What you will do:
Copy out all lines in the data below containing the string "Business".

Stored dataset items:

•••

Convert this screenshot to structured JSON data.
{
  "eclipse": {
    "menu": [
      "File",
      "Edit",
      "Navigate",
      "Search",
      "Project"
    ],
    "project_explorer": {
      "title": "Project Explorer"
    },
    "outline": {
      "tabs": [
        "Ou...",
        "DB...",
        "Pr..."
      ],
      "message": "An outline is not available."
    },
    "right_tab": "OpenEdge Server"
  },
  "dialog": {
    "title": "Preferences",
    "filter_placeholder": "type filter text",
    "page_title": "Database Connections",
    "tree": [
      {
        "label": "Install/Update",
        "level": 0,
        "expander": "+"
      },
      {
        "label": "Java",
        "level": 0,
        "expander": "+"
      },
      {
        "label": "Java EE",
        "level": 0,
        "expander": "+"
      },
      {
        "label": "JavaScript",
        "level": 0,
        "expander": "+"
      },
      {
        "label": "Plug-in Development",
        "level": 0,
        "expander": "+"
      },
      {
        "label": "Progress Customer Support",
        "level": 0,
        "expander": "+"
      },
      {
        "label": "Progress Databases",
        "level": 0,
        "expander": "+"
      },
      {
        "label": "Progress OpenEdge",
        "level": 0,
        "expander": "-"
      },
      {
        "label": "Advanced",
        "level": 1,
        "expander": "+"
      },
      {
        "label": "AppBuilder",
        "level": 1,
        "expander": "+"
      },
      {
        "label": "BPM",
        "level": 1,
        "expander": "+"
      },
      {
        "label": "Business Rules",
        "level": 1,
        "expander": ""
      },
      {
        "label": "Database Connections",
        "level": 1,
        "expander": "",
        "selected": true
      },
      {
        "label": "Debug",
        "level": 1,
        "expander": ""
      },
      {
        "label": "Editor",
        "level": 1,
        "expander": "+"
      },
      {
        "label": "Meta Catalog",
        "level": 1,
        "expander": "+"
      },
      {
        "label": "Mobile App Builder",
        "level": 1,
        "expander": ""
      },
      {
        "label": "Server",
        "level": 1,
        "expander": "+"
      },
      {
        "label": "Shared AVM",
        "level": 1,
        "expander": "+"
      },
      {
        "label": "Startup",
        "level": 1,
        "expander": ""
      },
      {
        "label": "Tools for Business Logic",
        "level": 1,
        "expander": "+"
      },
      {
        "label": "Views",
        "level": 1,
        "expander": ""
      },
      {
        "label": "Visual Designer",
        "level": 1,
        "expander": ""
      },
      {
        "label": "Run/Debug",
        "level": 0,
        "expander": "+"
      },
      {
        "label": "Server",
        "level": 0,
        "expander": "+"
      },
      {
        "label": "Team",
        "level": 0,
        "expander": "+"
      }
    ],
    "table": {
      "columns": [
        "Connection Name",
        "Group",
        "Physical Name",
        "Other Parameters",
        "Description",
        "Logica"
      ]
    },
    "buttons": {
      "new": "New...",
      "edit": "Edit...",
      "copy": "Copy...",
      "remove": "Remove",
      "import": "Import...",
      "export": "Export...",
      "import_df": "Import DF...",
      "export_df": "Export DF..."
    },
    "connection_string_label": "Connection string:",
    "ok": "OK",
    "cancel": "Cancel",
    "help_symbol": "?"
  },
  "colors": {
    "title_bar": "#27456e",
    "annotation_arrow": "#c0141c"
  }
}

•••

Task answer:
        "label": "Business Rules",
        "label": "Tools for Business Logic",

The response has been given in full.